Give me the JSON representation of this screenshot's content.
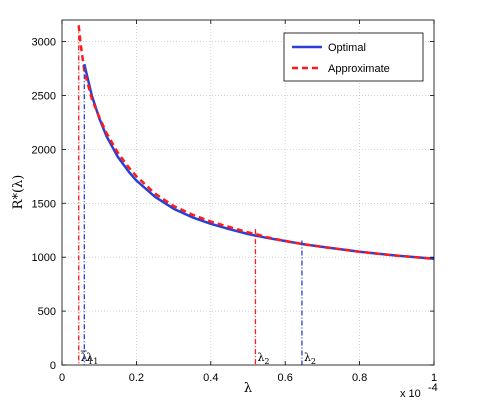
{
  "chart_data": {
    "type": "line",
    "xlabel": "λ",
    "ylabel": "R*(λ)",
    "x_multiplier": "x 10",
    "x_multiplier_exp": "-4",
    "xlim": [
      0,
      1
    ],
    "ylim": [
      0,
      3200
    ],
    "grid": true,
    "legend_position": "top-right",
    "x_ticks": [
      0,
      0.2,
      0.4,
      0.6,
      0.8,
      1
    ],
    "x_tick_labels": [
      "0",
      "0.2",
      "0.4",
      "0.6",
      "0.8",
      "1"
    ],
    "y_ticks": [
      0,
      500,
      1000,
      1500,
      2000,
      2500,
      3000
    ],
    "y_tick_labels": [
      "0",
      "500",
      "1000",
      "1500",
      "2000",
      "2500",
      "3000"
    ],
    "series": [
      {
        "name": "Optimal",
        "color": "#2a3fd6",
        "style": "solid",
        "x": [
          0.06,
          0.08,
          0.1,
          0.12,
          0.15,
          0.18,
          0.2,
          0.25,
          0.3,
          0.35,
          0.4,
          0.45,
          0.5,
          0.55,
          0.6,
          0.65,
          0.7,
          0.8,
          0.9,
          1.0
        ],
        "y": [
          2790,
          2500,
          2290,
          2120,
          1930,
          1790,
          1710,
          1560,
          1450,
          1370,
          1310,
          1260,
          1215,
          1180,
          1150,
          1120,
          1095,
          1050,
          1015,
          985
        ]
      },
      {
        "name": "Approximate",
        "color": "#ff1a1a",
        "style": "dashed",
        "x": [
          0.045,
          0.05,
          0.06,
          0.08,
          0.1,
          0.12,
          0.15,
          0.18,
          0.2,
          0.25,
          0.3,
          0.35,
          0.4,
          0.45,
          0.5,
          0.52,
          0.55,
          0.6,
          0.65,
          0.7,
          0.8,
          0.9,
          1.0
        ],
        "y": [
          3150,
          2980,
          2730,
          2470,
          2300,
          2150,
          1970,
          1830,
          1750,
          1590,
          1475,
          1395,
          1330,
          1280,
          1230,
          1215,
          1185,
          1150,
          1120,
          1095,
          1050,
          1015,
          985
        ]
      }
    ],
    "annotations": [
      {
        "label_main": "λ",
        "label_sub": "1",
        "bar": true,
        "x": 0.045,
        "y_top": 3150,
        "color": "#ff1a1a"
      },
      {
        "label_main": "λ",
        "label_sub": "1",
        "bar": false,
        "x": 0.06,
        "y_top": 2790,
        "color": "#2a3fd6"
      },
      {
        "label_main": "λ",
        "label_sub": "2",
        "bar": false,
        "x": 0.52,
        "y_top": 1260,
        "color": "#ff1a1a"
      },
      {
        "label_main": "λ",
        "label_sub": "2",
        "bar": false,
        "x": 0.645,
        "y_top": 1155,
        "color": "#2a3fd6"
      }
    ]
  }
}
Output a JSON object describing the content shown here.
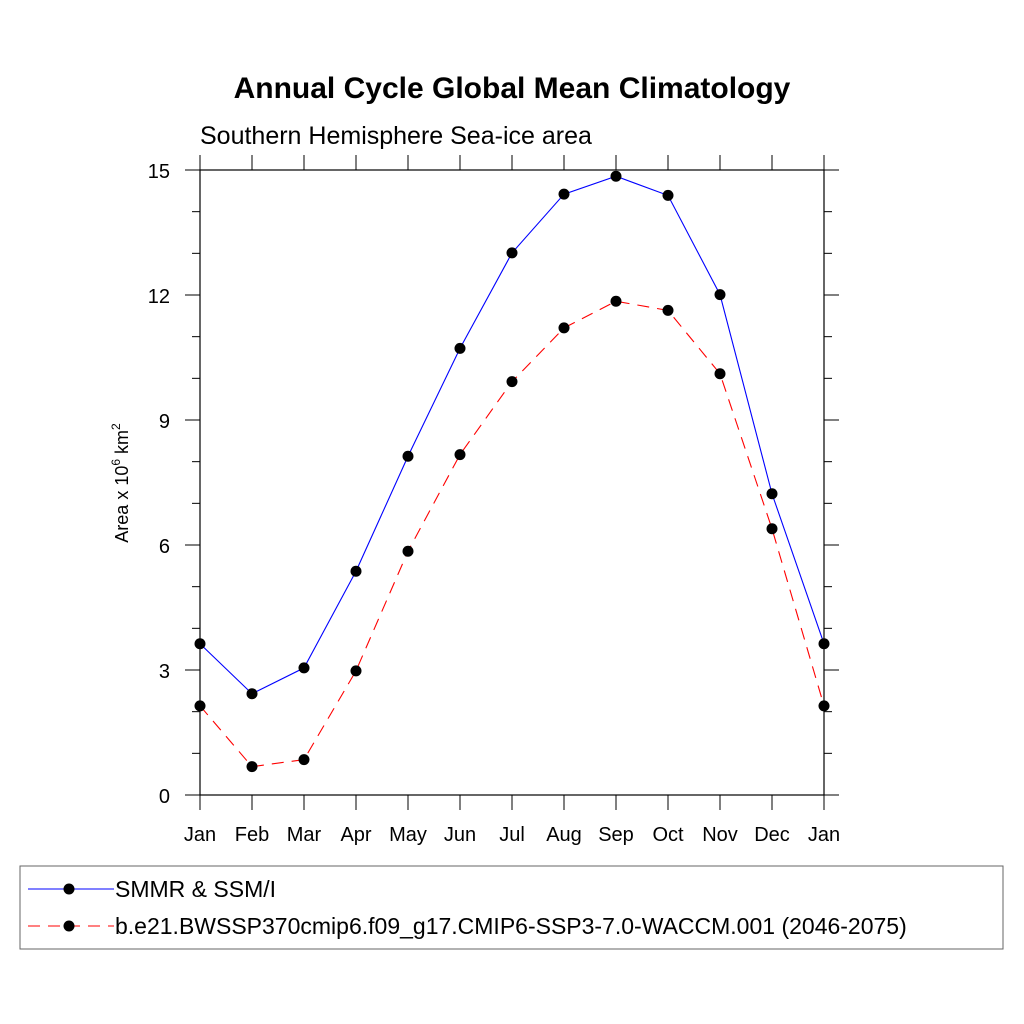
{
  "chart_data": {
    "type": "line",
    "title": "Annual Cycle Global Mean Climatology",
    "subtitle": "Southern Hemisphere Sea-ice area",
    "ylabel": {
      "prefix": "Area x 10",
      "exp1": "6",
      "mid": " km",
      "exp2": "2"
    },
    "xlabel": "",
    "categories": [
      "Jan",
      "Feb",
      "Mar",
      "Apr",
      "May",
      "Jun",
      "Jul",
      "Aug",
      "Sep",
      "Oct",
      "Nov",
      "Dec",
      "Jan"
    ],
    "ylim": [
      0,
      15
    ],
    "yticks": [
      0,
      3,
      6,
      9,
      12,
      15
    ],
    "grid": false,
    "legend_position": "bottom",
    "series": [
      {
        "name": "SMMR & SSM/I",
        "color": "#0000ff",
        "line_style": "solid",
        "marker": "filled-circle",
        "values": [
          3.63,
          2.43,
          3.05,
          5.37,
          8.13,
          10.72,
          13.01,
          14.42,
          14.85,
          14.39,
          12.01,
          7.23,
          3.63
        ]
      },
      {
        "name": "b.e21.BWSSP370cmip6.f09_g17.CMIP6-SSP3-7.0-WACCM.001 (2046-2075)",
        "color": "#ff0000",
        "line_style": "dashed",
        "marker": "filled-circle",
        "values": [
          2.14,
          0.68,
          0.85,
          2.98,
          5.85,
          8.17,
          9.92,
          11.21,
          11.85,
          11.63,
          10.11,
          6.39,
          2.14
        ]
      }
    ]
  }
}
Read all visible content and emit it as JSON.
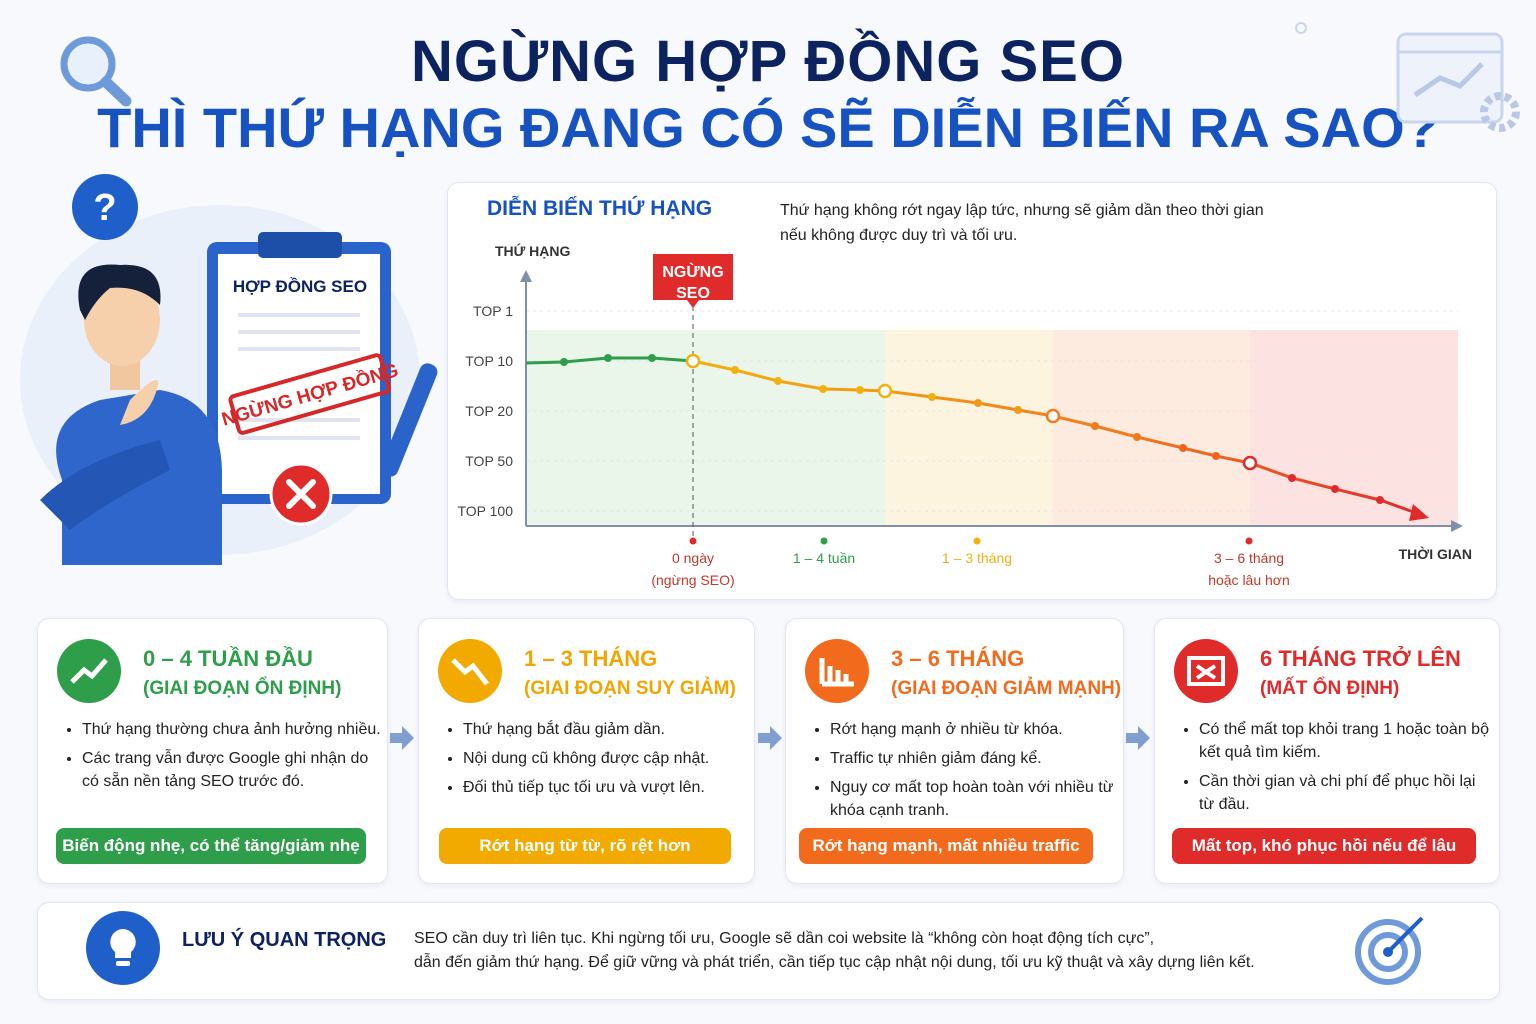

## WORK TO COMPLETE
Identify the lines above with the word "color". Copy them.

## SOLVED PROBLEM
        "color": "#2a3fd6",
        "color": "#ff1a1a",
        "color": "#ff1a1a"
        "color": "#2a3fd6"
        "color": "#ff1a1a"
        "color": "#2a3fd6"
        "color": "#0000ff",
        "color": "#ff0000",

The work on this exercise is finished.